#### Given request
Reproduce every line of the records below verbatim, omitting the pictures.
........
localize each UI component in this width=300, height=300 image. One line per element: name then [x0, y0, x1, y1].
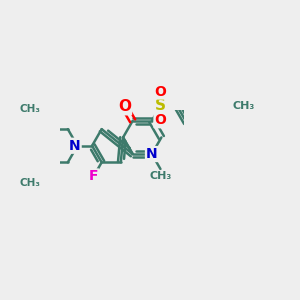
- Text: F: F: [89, 169, 98, 183]
- Text: S: S: [155, 98, 166, 113]
- Text: N: N: [69, 139, 81, 153]
- Text: CH₃: CH₃: [20, 104, 40, 114]
- Text: CH₃: CH₃: [149, 171, 172, 181]
- Text: CH₃: CH₃: [20, 178, 40, 188]
- Text: N: N: [146, 147, 158, 161]
- Text: O: O: [154, 85, 166, 98]
- Text: O: O: [154, 113, 166, 127]
- Text: CH₃: CH₃: [233, 101, 255, 111]
- Text: O: O: [118, 99, 131, 114]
........
#### Reply to the exercise
localize each UI component in this width=300, height=300 image. One line per element: name then [x0, y0, x1, y1].
- Text: F: F: [89, 169, 98, 183]
- Text: S: S: [155, 98, 166, 113]
- Text: N: N: [69, 139, 81, 153]
- Text: CH₃: CH₃: [20, 104, 40, 114]
- Text: CH₃: CH₃: [149, 171, 172, 181]
- Text: CH₃: CH₃: [20, 178, 40, 188]
- Text: N: N: [146, 147, 158, 161]
- Text: O: O: [154, 85, 166, 98]
- Text: O: O: [154, 113, 166, 127]
- Text: CH₃: CH₃: [233, 101, 255, 111]
- Text: O: O: [118, 99, 131, 114]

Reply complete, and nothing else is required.